-- BEGIN Data provided --

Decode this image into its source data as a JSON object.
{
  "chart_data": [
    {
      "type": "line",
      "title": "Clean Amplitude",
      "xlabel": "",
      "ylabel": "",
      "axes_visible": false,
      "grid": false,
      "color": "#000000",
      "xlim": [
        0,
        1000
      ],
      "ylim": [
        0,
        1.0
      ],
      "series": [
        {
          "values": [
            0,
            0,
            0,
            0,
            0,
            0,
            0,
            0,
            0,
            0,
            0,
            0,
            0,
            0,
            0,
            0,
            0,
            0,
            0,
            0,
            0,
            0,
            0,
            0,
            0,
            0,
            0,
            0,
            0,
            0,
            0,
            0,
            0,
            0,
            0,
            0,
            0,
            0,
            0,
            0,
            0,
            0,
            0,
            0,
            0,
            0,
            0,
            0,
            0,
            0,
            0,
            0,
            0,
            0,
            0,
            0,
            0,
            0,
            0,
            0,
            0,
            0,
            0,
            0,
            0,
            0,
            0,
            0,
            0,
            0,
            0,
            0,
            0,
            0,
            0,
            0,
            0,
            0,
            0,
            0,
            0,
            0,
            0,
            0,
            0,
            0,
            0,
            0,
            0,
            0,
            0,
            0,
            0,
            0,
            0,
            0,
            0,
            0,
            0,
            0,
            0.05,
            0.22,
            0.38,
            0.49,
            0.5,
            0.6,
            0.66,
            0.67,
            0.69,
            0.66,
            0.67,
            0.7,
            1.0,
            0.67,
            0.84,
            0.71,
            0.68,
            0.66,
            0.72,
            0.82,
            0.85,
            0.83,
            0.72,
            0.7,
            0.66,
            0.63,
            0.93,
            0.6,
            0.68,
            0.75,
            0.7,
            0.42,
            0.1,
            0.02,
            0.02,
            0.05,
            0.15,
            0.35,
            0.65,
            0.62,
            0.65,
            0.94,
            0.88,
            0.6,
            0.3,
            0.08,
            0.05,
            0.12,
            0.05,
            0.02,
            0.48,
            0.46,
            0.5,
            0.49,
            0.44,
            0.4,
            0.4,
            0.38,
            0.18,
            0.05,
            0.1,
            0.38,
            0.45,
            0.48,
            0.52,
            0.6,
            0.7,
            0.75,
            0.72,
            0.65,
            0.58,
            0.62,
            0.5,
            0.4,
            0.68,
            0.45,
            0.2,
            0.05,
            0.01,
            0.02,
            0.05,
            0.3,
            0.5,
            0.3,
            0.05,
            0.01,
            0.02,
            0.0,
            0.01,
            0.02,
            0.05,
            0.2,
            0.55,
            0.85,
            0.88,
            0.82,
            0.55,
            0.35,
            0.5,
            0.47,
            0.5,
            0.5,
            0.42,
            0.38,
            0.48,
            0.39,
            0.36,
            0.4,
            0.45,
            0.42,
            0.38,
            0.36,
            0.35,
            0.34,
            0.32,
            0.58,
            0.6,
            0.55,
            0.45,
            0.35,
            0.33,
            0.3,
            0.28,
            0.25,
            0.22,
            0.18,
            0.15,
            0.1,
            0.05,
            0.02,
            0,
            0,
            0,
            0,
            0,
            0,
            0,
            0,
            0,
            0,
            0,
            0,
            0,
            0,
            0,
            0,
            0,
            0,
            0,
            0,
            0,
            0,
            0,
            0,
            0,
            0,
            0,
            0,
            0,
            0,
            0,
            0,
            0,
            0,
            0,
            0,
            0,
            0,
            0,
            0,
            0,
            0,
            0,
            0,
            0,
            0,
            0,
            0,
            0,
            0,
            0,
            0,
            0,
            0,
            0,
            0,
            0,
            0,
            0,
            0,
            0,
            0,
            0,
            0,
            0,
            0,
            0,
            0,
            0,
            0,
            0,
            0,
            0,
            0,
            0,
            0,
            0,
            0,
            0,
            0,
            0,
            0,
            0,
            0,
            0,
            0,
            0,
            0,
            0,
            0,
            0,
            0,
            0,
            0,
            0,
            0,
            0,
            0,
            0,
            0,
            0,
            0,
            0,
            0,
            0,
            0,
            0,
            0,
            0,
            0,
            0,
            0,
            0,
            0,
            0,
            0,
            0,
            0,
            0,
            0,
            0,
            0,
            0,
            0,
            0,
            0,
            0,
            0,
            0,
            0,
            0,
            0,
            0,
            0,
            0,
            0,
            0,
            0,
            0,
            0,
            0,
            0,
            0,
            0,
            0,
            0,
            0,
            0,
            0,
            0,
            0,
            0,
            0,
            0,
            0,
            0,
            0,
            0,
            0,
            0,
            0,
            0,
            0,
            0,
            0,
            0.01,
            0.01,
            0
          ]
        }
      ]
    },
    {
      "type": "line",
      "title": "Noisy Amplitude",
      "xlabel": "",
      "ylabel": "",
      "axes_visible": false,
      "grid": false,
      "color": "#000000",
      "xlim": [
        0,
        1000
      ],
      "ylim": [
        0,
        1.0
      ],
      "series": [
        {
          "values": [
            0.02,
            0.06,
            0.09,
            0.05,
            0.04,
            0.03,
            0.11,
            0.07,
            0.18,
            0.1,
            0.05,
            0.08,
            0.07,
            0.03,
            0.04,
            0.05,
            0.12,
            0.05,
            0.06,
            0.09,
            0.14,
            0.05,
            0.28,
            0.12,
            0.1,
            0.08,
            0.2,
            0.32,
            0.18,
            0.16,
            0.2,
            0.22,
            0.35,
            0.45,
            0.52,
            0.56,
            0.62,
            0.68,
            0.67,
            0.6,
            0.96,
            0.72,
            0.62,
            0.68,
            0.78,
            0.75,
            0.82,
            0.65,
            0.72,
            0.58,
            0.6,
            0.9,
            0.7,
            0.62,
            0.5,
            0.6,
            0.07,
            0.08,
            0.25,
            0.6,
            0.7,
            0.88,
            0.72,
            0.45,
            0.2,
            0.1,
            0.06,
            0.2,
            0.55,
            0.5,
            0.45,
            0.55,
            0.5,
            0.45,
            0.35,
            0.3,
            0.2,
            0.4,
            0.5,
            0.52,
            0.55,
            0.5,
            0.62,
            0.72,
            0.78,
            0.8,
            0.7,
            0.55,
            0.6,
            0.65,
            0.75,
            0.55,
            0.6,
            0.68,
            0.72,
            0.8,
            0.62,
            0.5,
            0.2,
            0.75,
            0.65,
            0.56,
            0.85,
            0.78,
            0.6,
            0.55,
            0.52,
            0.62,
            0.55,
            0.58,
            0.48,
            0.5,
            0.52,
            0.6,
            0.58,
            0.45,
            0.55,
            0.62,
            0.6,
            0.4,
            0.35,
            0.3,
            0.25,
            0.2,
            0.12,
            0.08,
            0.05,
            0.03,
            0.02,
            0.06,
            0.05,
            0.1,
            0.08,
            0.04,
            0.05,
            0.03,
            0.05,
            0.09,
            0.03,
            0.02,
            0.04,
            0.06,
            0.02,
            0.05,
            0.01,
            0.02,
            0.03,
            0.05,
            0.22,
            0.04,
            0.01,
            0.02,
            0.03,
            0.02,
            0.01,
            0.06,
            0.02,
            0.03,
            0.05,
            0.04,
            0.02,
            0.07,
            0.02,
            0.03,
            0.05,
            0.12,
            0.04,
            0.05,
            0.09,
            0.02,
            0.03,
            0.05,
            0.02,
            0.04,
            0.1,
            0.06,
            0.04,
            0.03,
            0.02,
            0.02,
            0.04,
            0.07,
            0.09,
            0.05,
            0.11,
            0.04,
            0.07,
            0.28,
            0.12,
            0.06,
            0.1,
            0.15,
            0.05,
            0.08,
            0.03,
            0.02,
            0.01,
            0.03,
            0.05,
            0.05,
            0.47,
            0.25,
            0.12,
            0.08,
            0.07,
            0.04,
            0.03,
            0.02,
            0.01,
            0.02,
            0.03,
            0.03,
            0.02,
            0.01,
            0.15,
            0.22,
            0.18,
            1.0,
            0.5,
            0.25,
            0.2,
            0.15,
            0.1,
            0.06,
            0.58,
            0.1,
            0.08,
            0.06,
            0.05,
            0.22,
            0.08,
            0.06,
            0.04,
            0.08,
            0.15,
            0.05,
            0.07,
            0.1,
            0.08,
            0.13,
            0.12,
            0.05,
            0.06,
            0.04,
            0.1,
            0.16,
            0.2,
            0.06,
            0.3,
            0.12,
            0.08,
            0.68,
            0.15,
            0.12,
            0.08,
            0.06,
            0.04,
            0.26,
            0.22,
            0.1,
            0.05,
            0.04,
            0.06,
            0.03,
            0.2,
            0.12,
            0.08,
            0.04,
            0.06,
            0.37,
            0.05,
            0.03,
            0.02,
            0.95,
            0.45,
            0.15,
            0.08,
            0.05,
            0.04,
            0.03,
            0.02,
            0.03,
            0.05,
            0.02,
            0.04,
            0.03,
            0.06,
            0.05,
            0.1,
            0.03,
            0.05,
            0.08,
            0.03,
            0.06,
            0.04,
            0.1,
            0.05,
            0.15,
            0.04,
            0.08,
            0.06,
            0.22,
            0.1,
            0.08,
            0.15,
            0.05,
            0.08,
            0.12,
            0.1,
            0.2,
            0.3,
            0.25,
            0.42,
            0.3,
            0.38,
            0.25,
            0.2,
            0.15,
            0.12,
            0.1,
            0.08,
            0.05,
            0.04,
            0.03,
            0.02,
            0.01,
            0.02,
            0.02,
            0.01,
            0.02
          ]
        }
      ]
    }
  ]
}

-- END Data provided --

Using the listing above, list every line in which the string "Amplitude" occurs.

      "title": "Clean Amplitude",
      "title": "Noisy Amplitude",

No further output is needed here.